* begin *

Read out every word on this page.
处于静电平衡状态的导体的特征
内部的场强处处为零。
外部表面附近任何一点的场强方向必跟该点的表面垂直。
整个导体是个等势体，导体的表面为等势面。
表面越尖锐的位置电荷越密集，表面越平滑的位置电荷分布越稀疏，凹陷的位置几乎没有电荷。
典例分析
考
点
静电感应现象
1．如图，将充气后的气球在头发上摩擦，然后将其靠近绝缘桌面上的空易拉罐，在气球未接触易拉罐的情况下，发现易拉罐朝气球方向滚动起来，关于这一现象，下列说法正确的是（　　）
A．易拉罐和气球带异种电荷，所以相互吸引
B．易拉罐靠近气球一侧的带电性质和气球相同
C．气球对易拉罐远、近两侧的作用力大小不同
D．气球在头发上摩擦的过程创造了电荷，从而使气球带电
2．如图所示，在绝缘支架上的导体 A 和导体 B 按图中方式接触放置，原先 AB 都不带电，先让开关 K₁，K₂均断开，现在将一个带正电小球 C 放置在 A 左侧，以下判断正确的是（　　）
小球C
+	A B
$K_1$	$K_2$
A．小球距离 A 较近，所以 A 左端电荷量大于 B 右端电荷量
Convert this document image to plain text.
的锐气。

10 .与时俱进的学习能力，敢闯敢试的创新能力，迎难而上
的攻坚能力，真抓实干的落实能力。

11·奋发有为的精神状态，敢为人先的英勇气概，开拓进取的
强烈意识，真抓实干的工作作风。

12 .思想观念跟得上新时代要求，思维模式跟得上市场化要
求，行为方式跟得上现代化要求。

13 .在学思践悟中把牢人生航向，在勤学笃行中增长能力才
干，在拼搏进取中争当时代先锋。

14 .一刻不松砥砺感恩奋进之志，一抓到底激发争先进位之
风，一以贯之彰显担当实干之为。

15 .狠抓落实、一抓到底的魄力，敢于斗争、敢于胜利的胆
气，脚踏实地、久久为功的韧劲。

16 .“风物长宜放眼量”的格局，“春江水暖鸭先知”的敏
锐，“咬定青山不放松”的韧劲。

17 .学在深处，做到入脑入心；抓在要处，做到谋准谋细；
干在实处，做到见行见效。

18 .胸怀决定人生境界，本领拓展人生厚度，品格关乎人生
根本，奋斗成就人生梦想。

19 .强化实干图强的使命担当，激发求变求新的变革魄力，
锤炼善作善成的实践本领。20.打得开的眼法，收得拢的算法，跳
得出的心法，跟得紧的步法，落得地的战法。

* end *

# WHAT IS BEING ASKED:
Reproduce each entry above exactly, keeping every word.

# THE COMPLETED TASK:
Read out every word on this page.
处于静电平衡状态的导体的特征
内部的场强处处为零。
外部表面附近任何一点的场强方向必跟该点的表面垂直。
整个导体是个等势体，导体的表面为等势面。
表面越尖锐的位置电荷越密集，表面越平滑的位置电荷分布越稀疏，凹陷的位置几乎没有电荷。
典例分析
考
点
静电感应现象
1．如图，将充气后的气球在头发上摩擦，然后将其靠近绝缘桌面上的空易拉罐，在气球未接触易拉罐的情况下，发现易拉罐朝气球方向滚动起来，关于这一现象，下列说法正确的是（　　）
A．易拉罐和气球带异种电荷，所以相互吸引
B．易拉罐靠近气球一侧的带电性质和气球相同
C．气球对易拉罐远、近两侧的作用力大小不同
D．气球在头发上摩擦的过程创造了电荷，从而使气球带电
2．如图所示，在绝缘支架上的导体 A 和导体 B 按图中方式接触放置，原先 AB 都不带电，先让开关 K₁，K₂均断开，现在将一个带正电小球 C 放置在 A 左侧，以下判断正确的是（　　）
小球C
+	A B
$K_1$	$K_2$
A．小球距离 A 较近，所以 A 左端电荷量大于 B 右端电荷量
Convert this document image to plain text.
的锐气。

10 .与时俱进的学习能力，敢闯敢试的创新能力，迎难而上
的攻坚能力，真抓实干的落实能力。

11·奋发有为的精神状态，敢为人先的英勇气概，开拓进取的
强烈意识，真抓实干的工作作风。

12 .思想观念跟得上新时代要求，思维模式跟得上市场化要
求，行为方式跟得上现代化要求。

13 .在学思践悟中把牢人生航向，在勤学笃行中增长能力才
干，在拼搏进取中争当时代先锋。

14 .一刻不松砥砺感恩奋进之志，一抓到底激发争先进位之
风，一以贯之彰显担当实干之为。

15 .狠抓落实、一抓到底的魄力，敢于斗争、敢于胜利的胆
气，脚踏实地、久久为功的韧劲。

16 .“风物长宜放眼量”的格局，“春江水暖鸭先知”的敏
锐，“咬定青山不放松”的韧劲。

17 .学在深处，做到入脑入心；抓在要处，做到谋准谋细；
干在实处，做到见行见效。

18 .胸怀决定人生境界，本领拓展人生厚度，品格关乎人生
根本，奋斗成就人生梦想。

19 .强化实干图强的使命担当，激发求变求新的变革魄力，
锤炼善作善成的实践本领。20.打得开的眼法，收得拢的算法，跳
得出的心法，跟得紧的步法，落得地的战法。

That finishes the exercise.